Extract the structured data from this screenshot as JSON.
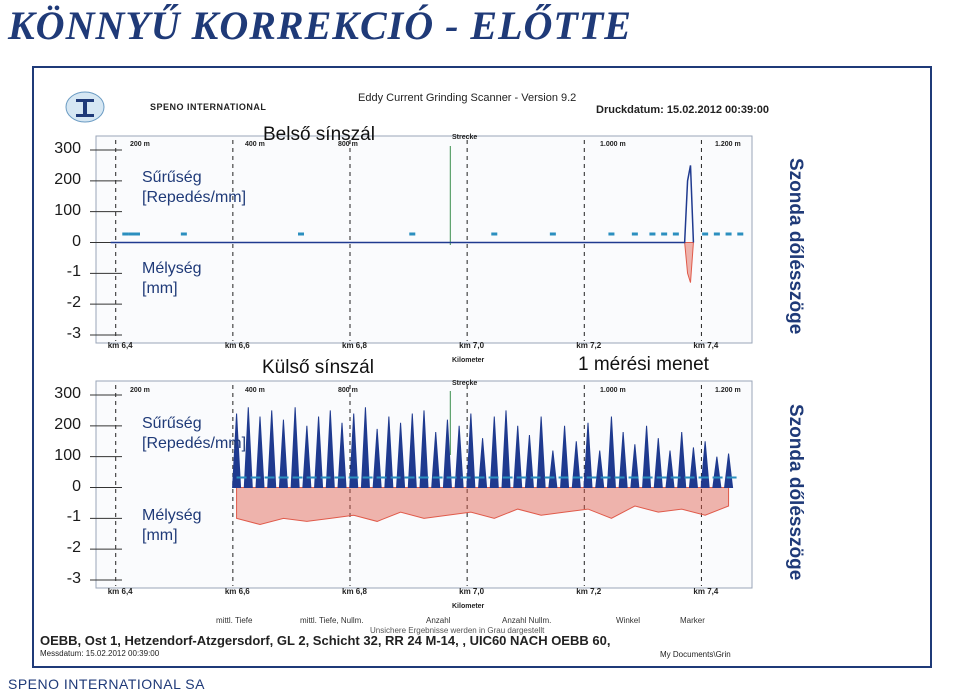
{
  "slide": {
    "title": "KÖNNYŰ KORREKCIÓ - ELŐTTE",
    "company": "SPENO INTERNATIONAL SA"
  },
  "scan_header": {
    "brand": "SPENO INTERNATIONAL",
    "scanner": "Eddy Current Grinding Scanner - Version 9.2",
    "print_date": "Druckdatum: 15.02.2012 00:39:00"
  },
  "footer": {
    "line1": "OEBB, Ost 1, Hetzendorf-Atzgersdorf, GL 2, Schicht 32, RR 24 M-14, , UIC60 NACH OEBB 60,",
    "line2": "Messdatum: 15.02.2012 00:39:00",
    "path": "My Documents\\Grin",
    "gray_note": "Unsichere Ergebnisse werden in Grau dargestellt",
    "legend": [
      "mittl. Tiefe",
      "mittl. Tiefe, Nullm.",
      "Anzahl",
      "Anzahl Nullm.",
      "Winkel",
      "Marker"
    ]
  },
  "labels": {
    "inner_rail": "Belső sínszál",
    "outer_rail": "Külső sínszál",
    "run": "1 mérési menet",
    "probe_angle": "Szonda dőlésszöge",
    "density_1": "Sűrűség",
    "density_2": "[Repedés/mm]",
    "depth_1": "Mélység",
    "depth_2": "[mm]",
    "strecke": "Strecke",
    "kilometer": "Kilometer"
  },
  "colors": {
    "title": "#1f3a78",
    "density_series": "#1f3a8f",
    "depth_series": "#e05a4a",
    "marker": "#2b8fbf"
  },
  "chart_data": [
    {
      "type": "line",
      "title": "Belső sínszál",
      "xlabel": "Kilometer",
      "top_axis_ticks": [
        "200 m",
        "400 m",
        "800 m",
        "1.000 m",
        "1.200 m"
      ],
      "x_ticks": [
        "km 6,4",
        "km 6,6",
        "km 6,8",
        "km 7,0",
        "km 7,2",
        "km 7,4"
      ],
      "y_ticks": [
        "300",
        "200",
        "100",
        "0",
        "-1",
        "-2",
        "-3"
      ],
      "xlim": [
        6.38,
        7.5
      ],
      "series": [
        {
          "name": "Sűrűség [Repedés/mm]",
          "x": [
            6.405,
            7.385,
            7.39,
            7.395,
            7.4
          ],
          "values": [
            0,
            0,
            200,
            250,
            0
          ]
        },
        {
          "name": "Mélység [mm]",
          "x": [
            7.385,
            7.39,
            7.395,
            7.4
          ],
          "values": [
            0,
            -1,
            -1.3,
            0
          ]
        }
      ],
      "markers_km": [
        6.43,
        6.44,
        6.45,
        6.53,
        6.73,
        6.92,
        7.06,
        7.16,
        7.26,
        7.3,
        7.33,
        7.35,
        7.37,
        7.42,
        7.44,
        7.46,
        7.48
      ]
    },
    {
      "type": "line",
      "title": "Külső sínszál",
      "xlabel": "Kilometer",
      "top_axis_ticks": [
        "200 m",
        "400 m",
        "800 m",
        "1.000 m",
        "1.200 m"
      ],
      "x_ticks": [
        "km 6,4",
        "km 6,6",
        "km 6,8",
        "km 7,0",
        "km 7,2",
        "km 7,4"
      ],
      "y_ticks": [
        "300",
        "200",
        "100",
        "0",
        "-1",
        "-2",
        "-3"
      ],
      "xlim": [
        6.38,
        7.5
      ],
      "series": [
        {
          "name": "Sűrűség [Repedés/mm]",
          "x": [
            6.62,
            6.64,
            6.66,
            6.68,
            6.7,
            6.72,
            6.74,
            6.76,
            6.78,
            6.8,
            6.82,
            6.84,
            6.86,
            6.88,
            6.9,
            6.92,
            6.94,
            6.96,
            6.98,
            7.0,
            7.02,
            7.04,
            7.06,
            7.08,
            7.1,
            7.12,
            7.14,
            7.16,
            7.18,
            7.2,
            7.22,
            7.24,
            7.26,
            7.28,
            7.3,
            7.32,
            7.34,
            7.36,
            7.38,
            7.4,
            7.42,
            7.44,
            7.46
          ],
          "values": [
            240,
            260,
            230,
            250,
            220,
            260,
            200,
            230,
            250,
            210,
            240,
            260,
            190,
            230,
            210,
            240,
            250,
            180,
            220,
            200,
            240,
            160,
            230,
            250,
            200,
            170,
            230,
            120,
            200,
            150,
            210,
            120,
            230,
            180,
            140,
            200,
            160,
            120,
            180,
            130,
            150,
            100,
            110
          ]
        },
        {
          "name": "Mélység [mm]",
          "x": [
            6.62,
            6.66,
            6.7,
            6.74,
            6.78,
            6.82,
            6.86,
            6.9,
            6.94,
            6.98,
            7.02,
            7.06,
            7.1,
            7.14,
            7.18,
            7.22,
            7.26,
            7.3,
            7.34,
            7.38,
            7.42,
            7.46
          ],
          "values": [
            -1,
            -1.2,
            -1,
            -1.1,
            -1,
            -0.9,
            -1.1,
            -0.8,
            -1,
            -0.9,
            -0.8,
            -1,
            -0.7,
            -0.9,
            -0.8,
            -0.7,
            -1,
            -0.6,
            -0.8,
            -0.7,
            -0.9,
            -0.6
          ]
        }
      ]
    }
  ]
}
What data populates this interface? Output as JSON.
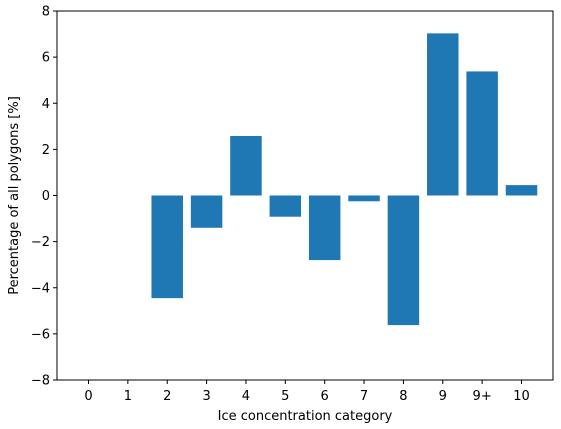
{
  "chart_data": {
    "type": "bar",
    "title": "",
    "xlabel": "Ice concentration category",
    "ylabel": "Percentage of all polygons [%]",
    "categories": [
      "0",
      "1",
      "2",
      "3",
      "4",
      "5",
      "6",
      "7",
      "8",
      "9",
      "9+",
      "10"
    ],
    "values": [
      0,
      0,
      -4.45,
      -1.4,
      2.58,
      -0.92,
      -2.8,
      -0.25,
      -5.62,
      7.03,
      5.38,
      0.45
    ],
    "ylim": [
      -8,
      8
    ],
    "yticks": [
      "−8",
      "−6",
      "−4",
      "−2",
      "0",
      "2",
      "4",
      "6",
      "8"
    ],
    "bar_color": "#1f77b4",
    "grid": false,
    "legend": "none"
  }
}
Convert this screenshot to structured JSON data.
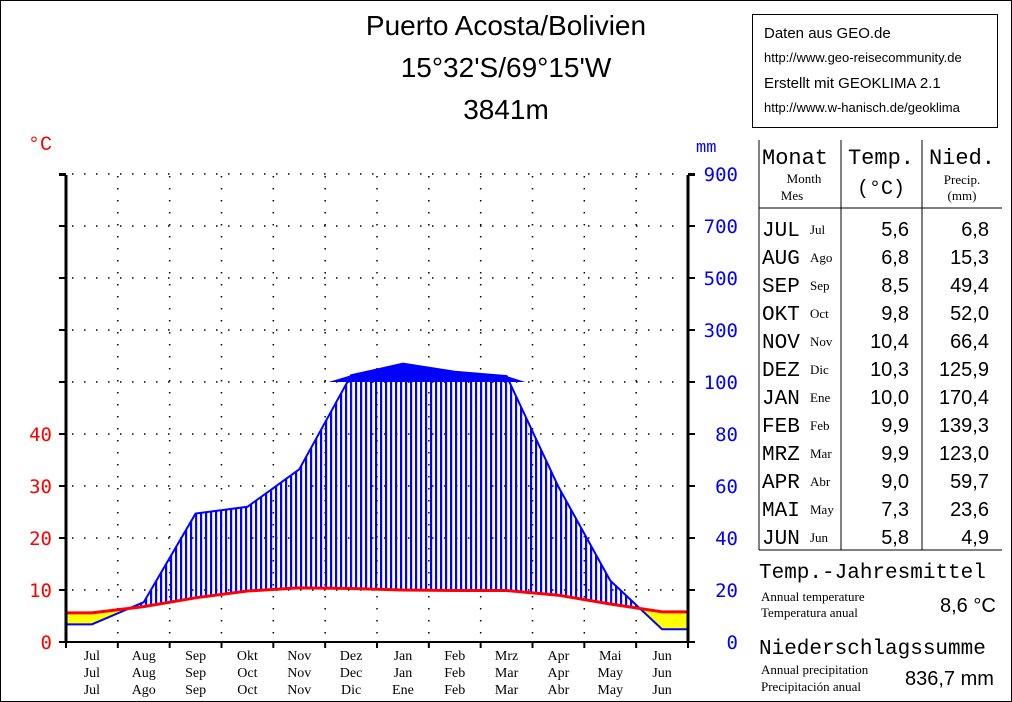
{
  "header": {
    "station": "Puerto Acosta/Bolivien",
    "coordinates": "15°32'S/69°15'W",
    "elevation": "3841m"
  },
  "credit": {
    "line1": "Daten aus GEO.de",
    "line2": "http://www.geo-reisecommunity.de",
    "line3": "Erstellt mit GEOKLIMA 2.1",
    "line4": "http://www.w-hanisch.de/geoklima"
  },
  "axes": {
    "left_unit": "°C",
    "right_unit": "mm",
    "temp_ticks": [
      "0",
      "10",
      "20",
      "30",
      "40"
    ],
    "precip_ticks": [
      "0",
      "20",
      "40",
      "60",
      "80",
      "100",
      "300",
      "500",
      "700",
      "900"
    ]
  },
  "months_de": [
    "Jul",
    "Aug",
    "Sep",
    "Okt",
    "Nov",
    "Dez",
    "Jan",
    "Feb",
    "Mrz",
    "Apr",
    "Mai",
    "Jun"
  ],
  "months_en": [
    "Jul",
    "Aug",
    "Sep",
    "Oct",
    "Nov",
    "Dec",
    "Jan",
    "Feb",
    "Mar",
    "Apr",
    "May",
    "Jun"
  ],
  "months_es": [
    "Jul",
    "Ago",
    "Sep",
    "Oct",
    "Nov",
    "Dic",
    "Ene",
    "Feb",
    "Mar",
    "Abr",
    "May",
    "Jun"
  ],
  "months_table": [
    "JUL",
    "AUG",
    "SEP",
    "OKT",
    "NOV",
    "DEZ",
    "JAN",
    "FEB",
    "MRZ",
    "APR",
    "MAI",
    "JUN"
  ],
  "table": {
    "col1": "Monat",
    "col1_sub1": "Month",
    "col1_sub2": "Mes",
    "col2": "Temp.",
    "col2_unit": "(°C)",
    "col3": "Nied.",
    "col3_sub1": "Precip.",
    "col3_sub2": "(mm)",
    "temps": [
      "5,6",
      "6,8",
      "8,5",
      "9,8",
      "10,4",
      "10,3",
      "10,0",
      "9,9",
      "9,9",
      "9,0",
      "7,3",
      "5,8"
    ],
    "precips": [
      "6,8",
      "15,3",
      "49,4",
      "52,0",
      "66,4",
      "125,9",
      "170,4",
      "139,3",
      "123,0",
      "59,7",
      "23,6",
      "4,9"
    ]
  },
  "summary": {
    "temp_label": "Temp.-Jahresmittel",
    "temp_sub1": "Annual temperature",
    "temp_sub2": "Temperatura  anual",
    "temp_value": "8,6 °C",
    "precip_label": "Niederschlagssumme",
    "precip_sub1": "Annual precipitation",
    "precip_sub2": "Precipitación  anual",
    "precip_value": "836,7 mm"
  },
  "colors": {
    "temperature": "#ff0000",
    "precipitation": "#0000ff",
    "arid": "#ffff00",
    "humid_hatch": "#0000ff",
    "temp_axis_text": "#ff0000",
    "precip_axis_text": "#0000ff"
  },
  "chart_data": {
    "type": "line",
    "categories": [
      "Jul",
      "Aug",
      "Sep",
      "Oct",
      "Nov",
      "Dec",
      "Jan",
      "Feb",
      "Mar",
      "Apr",
      "May",
      "Jun"
    ],
    "series": [
      {
        "name": "Temp.",
        "unit": "°C",
        "axis": "left",
        "values": [
          5.6,
          6.8,
          8.5,
          9.8,
          10.4,
          10.3,
          10.0,
          9.9,
          9.9,
          9.0,
          7.3,
          5.8
        ]
      },
      {
        "name": "Nied.",
        "unit": "mm",
        "axis": "right",
        "values": [
          6.8,
          15.3,
          49.4,
          52.0,
          66.4,
          125.9,
          170.4,
          139.3,
          123.0,
          59.7,
          23.6,
          4.9
        ]
      }
    ],
    "ylim_left": [
      0,
      40
    ],
    "ylim_right": [
      0,
      900
    ],
    "right_axis_scale": "linear 0-100 mm (2 mm per °C), compressed above 100 mm",
    "grid": true,
    "legend": "none"
  }
}
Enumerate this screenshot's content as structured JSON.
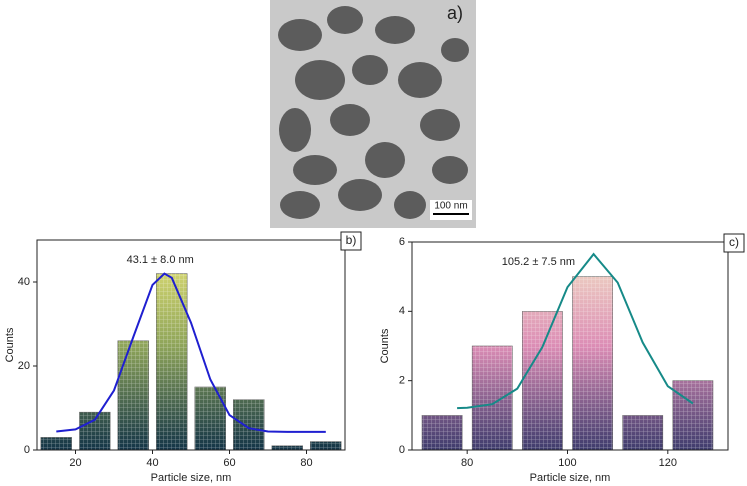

OBJECTIVE: Extract each line from the entries above that contains the string "Annual".

RESULT OF THE EXERCISE:
    "temp_sub1": "Annual temperature",
    "precip_sub1": "Annual precipitation",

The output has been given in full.